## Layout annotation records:

________________________________________

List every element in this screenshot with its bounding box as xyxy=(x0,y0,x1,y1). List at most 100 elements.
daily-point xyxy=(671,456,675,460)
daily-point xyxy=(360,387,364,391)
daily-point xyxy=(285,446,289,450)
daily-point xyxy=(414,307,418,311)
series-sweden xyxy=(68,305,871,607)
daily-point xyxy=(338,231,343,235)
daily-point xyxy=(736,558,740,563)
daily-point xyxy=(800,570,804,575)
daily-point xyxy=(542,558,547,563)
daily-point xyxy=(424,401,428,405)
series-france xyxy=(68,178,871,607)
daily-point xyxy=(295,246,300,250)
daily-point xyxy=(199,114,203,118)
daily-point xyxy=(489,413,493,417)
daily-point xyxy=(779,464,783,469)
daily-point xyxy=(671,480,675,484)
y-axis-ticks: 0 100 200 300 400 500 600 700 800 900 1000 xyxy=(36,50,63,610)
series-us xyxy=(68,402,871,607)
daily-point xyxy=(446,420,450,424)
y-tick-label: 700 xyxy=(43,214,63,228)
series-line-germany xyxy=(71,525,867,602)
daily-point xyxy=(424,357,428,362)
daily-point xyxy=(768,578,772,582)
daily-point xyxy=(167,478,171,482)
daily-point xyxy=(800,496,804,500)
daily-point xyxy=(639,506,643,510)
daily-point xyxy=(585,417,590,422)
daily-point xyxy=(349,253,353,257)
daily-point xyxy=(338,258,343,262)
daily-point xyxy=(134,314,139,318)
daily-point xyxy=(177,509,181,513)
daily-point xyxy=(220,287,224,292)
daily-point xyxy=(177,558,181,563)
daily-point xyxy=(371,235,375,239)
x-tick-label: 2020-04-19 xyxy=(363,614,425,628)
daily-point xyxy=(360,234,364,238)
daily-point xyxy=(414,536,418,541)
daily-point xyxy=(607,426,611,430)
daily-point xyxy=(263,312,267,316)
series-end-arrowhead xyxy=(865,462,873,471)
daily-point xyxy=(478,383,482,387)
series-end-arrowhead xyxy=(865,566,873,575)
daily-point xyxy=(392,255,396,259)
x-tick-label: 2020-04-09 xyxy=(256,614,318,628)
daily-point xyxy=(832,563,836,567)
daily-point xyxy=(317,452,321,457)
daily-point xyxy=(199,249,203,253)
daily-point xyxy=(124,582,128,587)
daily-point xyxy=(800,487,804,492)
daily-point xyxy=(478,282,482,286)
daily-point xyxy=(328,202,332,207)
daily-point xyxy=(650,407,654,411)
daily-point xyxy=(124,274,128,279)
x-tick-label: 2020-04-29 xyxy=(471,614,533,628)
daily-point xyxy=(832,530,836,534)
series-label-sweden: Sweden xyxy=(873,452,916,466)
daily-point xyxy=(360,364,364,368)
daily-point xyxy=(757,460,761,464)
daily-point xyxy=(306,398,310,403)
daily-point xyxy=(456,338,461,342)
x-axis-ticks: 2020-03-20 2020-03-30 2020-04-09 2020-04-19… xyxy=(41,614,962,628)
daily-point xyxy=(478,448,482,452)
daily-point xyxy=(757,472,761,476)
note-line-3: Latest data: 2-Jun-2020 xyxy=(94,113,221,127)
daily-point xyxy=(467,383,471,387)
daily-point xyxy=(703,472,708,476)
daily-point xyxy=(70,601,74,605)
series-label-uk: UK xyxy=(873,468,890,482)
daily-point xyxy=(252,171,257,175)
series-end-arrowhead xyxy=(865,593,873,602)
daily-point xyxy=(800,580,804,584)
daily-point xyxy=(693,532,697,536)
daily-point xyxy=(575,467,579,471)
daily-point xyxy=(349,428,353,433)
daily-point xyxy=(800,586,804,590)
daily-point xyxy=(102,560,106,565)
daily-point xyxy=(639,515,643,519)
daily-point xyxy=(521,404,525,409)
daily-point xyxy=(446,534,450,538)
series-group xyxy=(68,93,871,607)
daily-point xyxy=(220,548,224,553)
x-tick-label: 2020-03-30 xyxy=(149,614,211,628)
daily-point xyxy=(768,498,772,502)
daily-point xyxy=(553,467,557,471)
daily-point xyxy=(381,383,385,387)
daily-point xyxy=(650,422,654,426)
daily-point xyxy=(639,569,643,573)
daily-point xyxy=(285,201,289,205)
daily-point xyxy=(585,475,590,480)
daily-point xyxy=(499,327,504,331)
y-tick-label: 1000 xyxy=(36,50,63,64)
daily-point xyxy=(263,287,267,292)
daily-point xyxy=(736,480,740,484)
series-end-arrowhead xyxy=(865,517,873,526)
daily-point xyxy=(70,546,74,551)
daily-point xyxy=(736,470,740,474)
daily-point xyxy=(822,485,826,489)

________________________________________

## Given task:
Rewrite every line of the material above, changing each "daily-point" to "data-point" and leaving all other text as it is.

## The reply:
List every element in this screenshot with its bounding box as xyxy=(x0,y0,x1,y1). List at most 100 elements.
data-point xyxy=(671,456,675,460)
data-point xyxy=(360,387,364,391)
data-point xyxy=(285,446,289,450)
data-point xyxy=(414,307,418,311)
series-sweden xyxy=(68,305,871,607)
data-point xyxy=(338,231,343,235)
data-point xyxy=(736,558,740,563)
data-point xyxy=(800,570,804,575)
data-point xyxy=(542,558,547,563)
data-point xyxy=(424,401,428,405)
series-france xyxy=(68,178,871,607)
data-point xyxy=(295,246,300,250)
data-point xyxy=(199,114,203,118)
data-point xyxy=(489,413,493,417)
data-point xyxy=(779,464,783,469)
data-point xyxy=(671,480,675,484)
y-axis-ticks: 0 100 200 300 400 500 600 700 800 900 1000 xyxy=(36,50,63,610)
series-us xyxy=(68,402,871,607)
data-point xyxy=(446,420,450,424)
y-tick-label: 700 xyxy=(43,214,63,228)
series-line-germany xyxy=(71,525,867,602)
data-point xyxy=(424,357,428,362)
data-point xyxy=(768,578,772,582)
data-point xyxy=(167,478,171,482)
data-point xyxy=(800,496,804,500)
data-point xyxy=(639,506,643,510)
data-point xyxy=(585,417,590,422)
data-point xyxy=(349,253,353,257)
data-point xyxy=(338,258,343,262)
data-point xyxy=(134,314,139,318)
data-point xyxy=(177,509,181,513)
data-point xyxy=(220,287,224,292)
data-point xyxy=(177,558,181,563)
data-point xyxy=(371,235,375,239)
x-tick-label: 2020-04-19 xyxy=(363,614,425,628)
data-point xyxy=(360,234,364,238)
data-point xyxy=(414,536,418,541)
data-point xyxy=(607,426,611,430)
data-point xyxy=(263,312,267,316)
series-end-arrowhead xyxy=(865,462,873,471)
data-point xyxy=(478,383,482,387)
series-end-arrowhead xyxy=(865,566,873,575)
data-point xyxy=(392,255,396,259)
x-tick-label: 2020-04-09 xyxy=(256,614,318,628)
data-point xyxy=(832,563,836,567)
data-point xyxy=(317,452,321,457)
data-point xyxy=(199,249,203,253)
data-point xyxy=(124,582,128,587)
data-point xyxy=(800,487,804,492)
data-point xyxy=(478,282,482,286)
data-point xyxy=(328,202,332,207)
data-point xyxy=(650,407,654,411)
data-point xyxy=(124,274,128,279)
x-tick-label: 2020-04-29 xyxy=(471,614,533,628)
data-point xyxy=(832,530,836,534)
series-label-sweden: Sweden xyxy=(873,452,916,466)
data-point xyxy=(360,364,364,368)
data-point xyxy=(757,460,761,464)
data-point xyxy=(306,398,310,403)
data-point xyxy=(456,338,461,342)
x-axis-ticks: 2020-03-20 2020-03-30 2020-04-09 2020-04-19… xyxy=(41,614,962,628)
data-point xyxy=(478,448,482,452)
data-point xyxy=(757,472,761,476)
note-line-3: Latest data: 2-Jun-2020 xyxy=(94,113,221,127)
data-point xyxy=(467,383,471,387)
data-point xyxy=(703,472,708,476)
data-point xyxy=(70,601,74,605)
series-label-uk: UK xyxy=(873,468,890,482)
data-point xyxy=(252,171,257,175)
series-end-arrowhead xyxy=(865,593,873,602)
data-point xyxy=(800,580,804,584)
data-point xyxy=(693,532,697,536)
data-point xyxy=(575,467,579,471)
data-point xyxy=(349,428,353,433)
data-point xyxy=(800,586,804,590)
data-point xyxy=(102,560,106,565)
data-point xyxy=(639,515,643,519)
data-point xyxy=(521,404,525,409)
data-point xyxy=(446,534,450,538)
series-group xyxy=(68,93,871,607)
data-point xyxy=(220,548,224,553)
x-tick-label: 2020-03-30 xyxy=(149,614,211,628)
data-point xyxy=(768,498,772,502)
data-point xyxy=(553,467,557,471)
data-point xyxy=(381,383,385,387)
data-point xyxy=(650,422,654,426)
data-point xyxy=(639,569,643,573)
data-point xyxy=(285,201,289,205)
data-point xyxy=(585,475,590,480)
data-point xyxy=(499,327,504,331)
y-tick-label: 1000 xyxy=(36,50,63,64)
data-point xyxy=(263,287,267,292)
data-point xyxy=(736,480,740,484)
series-end-arrowhead xyxy=(865,517,873,526)
data-point xyxy=(70,546,74,551)
data-point xyxy=(736,470,740,474)
data-point xyxy=(822,485,826,489)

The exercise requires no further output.